YOUR OBJECTIVE
Copy the items word for word, from the very first line of the items through the line containing "- y-tick-label: 360: [588, 215, 605, 240]", with that line included.

╭──

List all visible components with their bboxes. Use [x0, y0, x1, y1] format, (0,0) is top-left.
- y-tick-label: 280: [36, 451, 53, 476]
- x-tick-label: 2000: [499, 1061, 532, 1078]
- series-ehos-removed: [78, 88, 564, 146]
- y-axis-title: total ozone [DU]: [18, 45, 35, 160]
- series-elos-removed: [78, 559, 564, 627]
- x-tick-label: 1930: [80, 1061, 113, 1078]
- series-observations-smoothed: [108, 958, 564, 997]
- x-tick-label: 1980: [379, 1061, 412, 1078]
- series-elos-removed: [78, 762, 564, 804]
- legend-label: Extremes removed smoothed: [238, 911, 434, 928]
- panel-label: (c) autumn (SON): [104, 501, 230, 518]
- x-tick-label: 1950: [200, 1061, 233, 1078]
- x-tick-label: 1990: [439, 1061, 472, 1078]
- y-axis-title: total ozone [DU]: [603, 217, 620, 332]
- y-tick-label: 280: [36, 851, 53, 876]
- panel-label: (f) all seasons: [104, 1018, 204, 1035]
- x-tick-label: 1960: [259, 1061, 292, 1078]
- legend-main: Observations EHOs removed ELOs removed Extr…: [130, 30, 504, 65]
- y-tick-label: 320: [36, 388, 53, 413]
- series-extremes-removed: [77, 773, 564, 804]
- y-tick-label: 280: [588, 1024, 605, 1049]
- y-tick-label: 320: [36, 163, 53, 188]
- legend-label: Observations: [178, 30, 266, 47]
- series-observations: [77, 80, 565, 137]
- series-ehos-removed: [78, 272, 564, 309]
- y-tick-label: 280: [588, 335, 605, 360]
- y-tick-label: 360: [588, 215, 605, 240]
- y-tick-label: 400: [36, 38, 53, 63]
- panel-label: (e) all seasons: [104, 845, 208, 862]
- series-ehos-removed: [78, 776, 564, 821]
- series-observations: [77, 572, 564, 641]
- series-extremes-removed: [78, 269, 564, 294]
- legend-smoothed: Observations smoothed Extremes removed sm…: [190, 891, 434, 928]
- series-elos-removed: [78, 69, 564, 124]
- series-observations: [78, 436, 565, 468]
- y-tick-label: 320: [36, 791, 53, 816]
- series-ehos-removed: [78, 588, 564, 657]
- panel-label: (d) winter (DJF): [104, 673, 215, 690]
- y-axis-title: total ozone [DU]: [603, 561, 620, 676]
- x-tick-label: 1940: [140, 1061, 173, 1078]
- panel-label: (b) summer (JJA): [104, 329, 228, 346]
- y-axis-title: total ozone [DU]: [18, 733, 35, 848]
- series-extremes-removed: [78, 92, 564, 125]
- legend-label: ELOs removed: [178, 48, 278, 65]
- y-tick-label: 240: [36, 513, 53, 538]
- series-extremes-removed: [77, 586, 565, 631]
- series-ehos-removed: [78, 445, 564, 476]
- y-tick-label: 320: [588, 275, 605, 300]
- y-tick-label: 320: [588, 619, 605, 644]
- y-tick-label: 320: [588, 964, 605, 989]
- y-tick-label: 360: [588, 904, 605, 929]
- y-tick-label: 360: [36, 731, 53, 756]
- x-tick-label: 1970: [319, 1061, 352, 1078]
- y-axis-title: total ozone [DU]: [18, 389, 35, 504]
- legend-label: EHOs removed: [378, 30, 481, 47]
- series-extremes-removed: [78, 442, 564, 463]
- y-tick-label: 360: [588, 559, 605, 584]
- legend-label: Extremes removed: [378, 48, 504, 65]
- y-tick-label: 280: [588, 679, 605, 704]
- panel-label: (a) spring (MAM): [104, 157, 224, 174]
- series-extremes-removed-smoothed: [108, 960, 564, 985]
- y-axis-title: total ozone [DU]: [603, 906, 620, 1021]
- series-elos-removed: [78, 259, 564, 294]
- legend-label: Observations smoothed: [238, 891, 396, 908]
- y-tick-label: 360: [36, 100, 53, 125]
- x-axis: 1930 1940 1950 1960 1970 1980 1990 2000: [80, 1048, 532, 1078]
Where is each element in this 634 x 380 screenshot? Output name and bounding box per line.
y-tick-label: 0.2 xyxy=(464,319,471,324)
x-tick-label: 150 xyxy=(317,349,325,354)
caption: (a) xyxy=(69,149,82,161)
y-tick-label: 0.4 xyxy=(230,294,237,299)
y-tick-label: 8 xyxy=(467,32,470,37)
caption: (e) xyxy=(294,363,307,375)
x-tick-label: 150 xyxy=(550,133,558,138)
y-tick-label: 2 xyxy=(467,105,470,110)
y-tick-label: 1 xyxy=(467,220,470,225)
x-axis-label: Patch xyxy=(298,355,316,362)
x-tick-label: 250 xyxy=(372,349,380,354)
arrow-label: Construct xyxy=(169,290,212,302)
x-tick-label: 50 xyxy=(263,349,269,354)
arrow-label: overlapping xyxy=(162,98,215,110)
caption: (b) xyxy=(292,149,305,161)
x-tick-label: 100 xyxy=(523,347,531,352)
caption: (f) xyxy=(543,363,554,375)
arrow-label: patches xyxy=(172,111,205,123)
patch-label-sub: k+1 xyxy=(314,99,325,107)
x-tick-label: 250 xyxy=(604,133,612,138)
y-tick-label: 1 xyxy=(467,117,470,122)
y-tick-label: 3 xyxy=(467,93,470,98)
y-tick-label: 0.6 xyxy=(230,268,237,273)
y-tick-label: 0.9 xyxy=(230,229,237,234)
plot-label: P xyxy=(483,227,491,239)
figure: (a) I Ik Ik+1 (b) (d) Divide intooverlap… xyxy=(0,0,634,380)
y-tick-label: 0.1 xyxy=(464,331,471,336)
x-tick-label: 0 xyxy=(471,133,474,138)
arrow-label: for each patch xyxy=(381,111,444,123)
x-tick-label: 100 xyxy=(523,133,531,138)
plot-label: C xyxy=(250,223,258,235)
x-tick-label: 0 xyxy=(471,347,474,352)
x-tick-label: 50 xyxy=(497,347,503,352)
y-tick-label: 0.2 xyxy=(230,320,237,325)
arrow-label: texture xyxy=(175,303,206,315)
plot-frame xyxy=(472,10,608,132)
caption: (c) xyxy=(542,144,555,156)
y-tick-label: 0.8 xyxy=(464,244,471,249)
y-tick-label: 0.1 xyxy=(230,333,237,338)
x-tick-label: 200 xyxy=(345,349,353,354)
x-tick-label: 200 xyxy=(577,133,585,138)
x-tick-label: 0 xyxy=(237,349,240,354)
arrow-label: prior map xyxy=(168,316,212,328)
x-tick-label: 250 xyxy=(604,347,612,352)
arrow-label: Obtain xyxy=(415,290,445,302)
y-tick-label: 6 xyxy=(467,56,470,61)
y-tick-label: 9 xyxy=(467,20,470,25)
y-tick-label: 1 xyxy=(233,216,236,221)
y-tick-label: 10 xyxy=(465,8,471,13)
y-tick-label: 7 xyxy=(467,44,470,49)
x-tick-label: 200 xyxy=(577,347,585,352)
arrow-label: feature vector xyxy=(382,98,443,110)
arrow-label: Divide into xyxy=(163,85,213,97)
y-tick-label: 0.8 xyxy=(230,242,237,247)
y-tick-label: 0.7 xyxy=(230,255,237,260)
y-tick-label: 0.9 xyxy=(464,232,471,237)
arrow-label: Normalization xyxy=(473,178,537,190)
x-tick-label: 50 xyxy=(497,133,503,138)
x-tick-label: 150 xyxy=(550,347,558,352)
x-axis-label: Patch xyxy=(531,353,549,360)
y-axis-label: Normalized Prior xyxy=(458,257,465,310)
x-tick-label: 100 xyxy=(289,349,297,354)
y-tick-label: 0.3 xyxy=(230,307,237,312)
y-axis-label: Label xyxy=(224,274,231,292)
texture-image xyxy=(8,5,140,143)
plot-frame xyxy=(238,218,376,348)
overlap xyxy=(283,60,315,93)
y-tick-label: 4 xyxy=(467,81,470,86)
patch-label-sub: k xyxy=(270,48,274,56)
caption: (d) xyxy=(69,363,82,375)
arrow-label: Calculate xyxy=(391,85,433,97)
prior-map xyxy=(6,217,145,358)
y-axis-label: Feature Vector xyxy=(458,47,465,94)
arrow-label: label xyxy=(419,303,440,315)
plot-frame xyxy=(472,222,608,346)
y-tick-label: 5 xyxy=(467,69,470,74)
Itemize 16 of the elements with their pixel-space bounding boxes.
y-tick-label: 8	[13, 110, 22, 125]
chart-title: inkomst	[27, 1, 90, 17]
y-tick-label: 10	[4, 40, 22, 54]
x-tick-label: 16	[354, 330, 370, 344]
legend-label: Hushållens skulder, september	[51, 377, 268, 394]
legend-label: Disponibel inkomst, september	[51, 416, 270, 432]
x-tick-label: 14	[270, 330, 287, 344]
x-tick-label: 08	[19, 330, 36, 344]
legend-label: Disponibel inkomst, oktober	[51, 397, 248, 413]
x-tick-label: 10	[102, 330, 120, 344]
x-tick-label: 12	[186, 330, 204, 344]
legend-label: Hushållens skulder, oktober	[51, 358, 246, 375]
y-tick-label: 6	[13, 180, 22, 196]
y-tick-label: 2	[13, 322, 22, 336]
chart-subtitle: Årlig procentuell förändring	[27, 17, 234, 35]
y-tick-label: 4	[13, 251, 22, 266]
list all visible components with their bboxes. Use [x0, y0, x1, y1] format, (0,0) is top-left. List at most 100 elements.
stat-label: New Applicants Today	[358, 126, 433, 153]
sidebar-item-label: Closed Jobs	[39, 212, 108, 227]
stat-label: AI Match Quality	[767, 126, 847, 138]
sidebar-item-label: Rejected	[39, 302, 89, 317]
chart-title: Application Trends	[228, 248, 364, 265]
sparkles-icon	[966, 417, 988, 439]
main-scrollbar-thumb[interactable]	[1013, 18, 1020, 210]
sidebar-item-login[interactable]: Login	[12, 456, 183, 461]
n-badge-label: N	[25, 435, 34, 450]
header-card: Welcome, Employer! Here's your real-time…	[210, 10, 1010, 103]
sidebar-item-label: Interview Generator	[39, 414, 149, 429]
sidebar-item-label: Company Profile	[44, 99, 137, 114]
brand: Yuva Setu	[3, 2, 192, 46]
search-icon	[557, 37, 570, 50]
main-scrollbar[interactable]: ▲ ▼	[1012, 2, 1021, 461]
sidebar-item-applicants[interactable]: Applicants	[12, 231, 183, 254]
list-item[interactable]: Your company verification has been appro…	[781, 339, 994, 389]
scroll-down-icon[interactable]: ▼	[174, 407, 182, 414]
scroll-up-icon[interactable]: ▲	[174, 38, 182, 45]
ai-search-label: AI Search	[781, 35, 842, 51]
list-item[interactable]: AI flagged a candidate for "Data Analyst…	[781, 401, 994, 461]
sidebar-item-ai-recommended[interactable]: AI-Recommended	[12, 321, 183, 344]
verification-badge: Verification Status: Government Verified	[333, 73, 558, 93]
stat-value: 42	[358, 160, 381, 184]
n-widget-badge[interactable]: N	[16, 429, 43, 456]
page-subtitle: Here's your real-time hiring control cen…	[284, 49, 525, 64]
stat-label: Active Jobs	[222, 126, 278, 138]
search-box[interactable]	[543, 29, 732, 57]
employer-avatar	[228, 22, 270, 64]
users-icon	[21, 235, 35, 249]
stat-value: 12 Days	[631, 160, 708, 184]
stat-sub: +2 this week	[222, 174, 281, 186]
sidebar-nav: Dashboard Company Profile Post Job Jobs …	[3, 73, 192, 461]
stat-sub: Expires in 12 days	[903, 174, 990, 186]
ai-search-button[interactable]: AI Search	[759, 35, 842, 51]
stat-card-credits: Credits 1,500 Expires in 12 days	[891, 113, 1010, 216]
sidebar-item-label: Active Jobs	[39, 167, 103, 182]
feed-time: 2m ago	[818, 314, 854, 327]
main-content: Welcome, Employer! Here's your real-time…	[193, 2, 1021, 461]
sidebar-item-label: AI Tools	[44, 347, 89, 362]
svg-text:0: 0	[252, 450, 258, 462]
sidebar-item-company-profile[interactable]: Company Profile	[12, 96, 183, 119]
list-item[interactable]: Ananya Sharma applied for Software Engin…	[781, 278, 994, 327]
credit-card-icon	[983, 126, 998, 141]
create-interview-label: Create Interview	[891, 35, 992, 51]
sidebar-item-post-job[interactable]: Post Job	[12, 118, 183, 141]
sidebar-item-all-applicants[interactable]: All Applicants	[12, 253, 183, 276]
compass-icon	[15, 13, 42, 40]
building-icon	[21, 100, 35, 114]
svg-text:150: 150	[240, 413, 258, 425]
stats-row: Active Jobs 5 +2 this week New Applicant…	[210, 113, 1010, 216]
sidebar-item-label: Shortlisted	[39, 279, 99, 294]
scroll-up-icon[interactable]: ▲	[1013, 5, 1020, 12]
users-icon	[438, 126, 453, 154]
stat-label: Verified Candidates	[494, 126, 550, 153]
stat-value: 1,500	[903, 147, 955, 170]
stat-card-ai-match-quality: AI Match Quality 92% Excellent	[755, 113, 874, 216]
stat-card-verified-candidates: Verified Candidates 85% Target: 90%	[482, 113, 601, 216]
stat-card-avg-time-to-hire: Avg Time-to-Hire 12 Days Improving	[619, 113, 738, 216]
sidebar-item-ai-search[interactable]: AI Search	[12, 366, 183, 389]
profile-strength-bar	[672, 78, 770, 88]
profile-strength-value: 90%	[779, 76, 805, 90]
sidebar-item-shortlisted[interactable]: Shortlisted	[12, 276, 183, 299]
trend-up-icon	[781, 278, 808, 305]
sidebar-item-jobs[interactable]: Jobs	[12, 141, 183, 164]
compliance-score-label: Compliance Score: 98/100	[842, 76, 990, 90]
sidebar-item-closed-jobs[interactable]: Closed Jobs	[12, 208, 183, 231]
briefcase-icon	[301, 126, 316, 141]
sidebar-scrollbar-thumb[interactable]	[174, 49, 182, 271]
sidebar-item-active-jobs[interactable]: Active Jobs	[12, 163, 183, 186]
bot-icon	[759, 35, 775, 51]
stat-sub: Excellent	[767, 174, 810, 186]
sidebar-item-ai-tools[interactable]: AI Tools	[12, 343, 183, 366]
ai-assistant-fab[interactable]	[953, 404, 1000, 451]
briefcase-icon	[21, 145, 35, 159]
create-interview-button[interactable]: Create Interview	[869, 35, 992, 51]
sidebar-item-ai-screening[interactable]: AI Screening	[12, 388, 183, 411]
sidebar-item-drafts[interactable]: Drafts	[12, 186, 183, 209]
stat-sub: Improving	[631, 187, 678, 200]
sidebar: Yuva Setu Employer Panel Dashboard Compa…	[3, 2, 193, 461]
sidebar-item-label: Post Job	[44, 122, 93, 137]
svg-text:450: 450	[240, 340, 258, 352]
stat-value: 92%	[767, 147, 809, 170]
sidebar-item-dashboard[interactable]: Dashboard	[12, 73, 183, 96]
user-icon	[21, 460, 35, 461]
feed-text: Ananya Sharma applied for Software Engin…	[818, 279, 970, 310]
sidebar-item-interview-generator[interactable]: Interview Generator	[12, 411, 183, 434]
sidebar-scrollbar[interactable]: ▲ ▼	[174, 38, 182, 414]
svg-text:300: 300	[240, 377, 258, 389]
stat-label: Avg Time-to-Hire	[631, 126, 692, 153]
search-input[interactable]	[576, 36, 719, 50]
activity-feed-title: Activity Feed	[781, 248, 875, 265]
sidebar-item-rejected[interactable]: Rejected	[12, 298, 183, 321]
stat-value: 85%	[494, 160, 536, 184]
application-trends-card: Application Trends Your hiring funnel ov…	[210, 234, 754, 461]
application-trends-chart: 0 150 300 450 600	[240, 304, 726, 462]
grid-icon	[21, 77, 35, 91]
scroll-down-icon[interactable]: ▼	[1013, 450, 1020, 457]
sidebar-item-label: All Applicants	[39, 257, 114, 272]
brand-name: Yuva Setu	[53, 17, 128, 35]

╰──

SOLUTION BELOW
List all visible components with their bboxes. Use [x0, y0, x1, y1] format, (0,0) is top-left.
- y-tick-label: 280: [36, 451, 53, 476]
- x-tick-label: 2000: [499, 1061, 532, 1078]
- series-ehos-removed: [78, 88, 564, 146]
- y-axis-title: total ozone [DU]: [18, 45, 35, 160]
- series-elos-removed: [78, 559, 564, 627]
- x-tick-label: 1930: [80, 1061, 113, 1078]
- series-observations-smoothed: [108, 958, 564, 997]
- x-tick-label: 1980: [379, 1061, 412, 1078]
- series-elos-removed: [78, 762, 564, 804]
- legend-label: Extremes removed smoothed: [238, 911, 434, 928]
- panel-label: (c) autumn (SON): [104, 501, 230, 518]
- x-tick-label: 1950: [200, 1061, 233, 1078]
- x-tick-label: 1990: [439, 1061, 472, 1078]
- y-axis-title: total ozone [DU]: [603, 217, 620, 332]
- y-tick-label: 280: [36, 851, 53, 876]
- panel-label: (f) all seasons: [104, 1018, 204, 1035]
- x-tick-label: 1960: [259, 1061, 292, 1078]
- legend-main: Observations EHOs removed ELOs removed Extr…: [130, 30, 504, 65]
- y-tick-label: 320: [36, 388, 53, 413]
- series-extremes-removed: [77, 773, 564, 804]
- y-tick-label: 280: [588, 1024, 605, 1049]
- y-tick-label: 320: [36, 163, 53, 188]
- legend-label: Observations: [178, 30, 266, 47]
- series-observations: [77, 80, 565, 137]
- series-ehos-removed: [78, 272, 564, 309]
- y-tick-label: 280: [588, 335, 605, 360]
- y-tick-label: 360: [588, 215, 605, 240]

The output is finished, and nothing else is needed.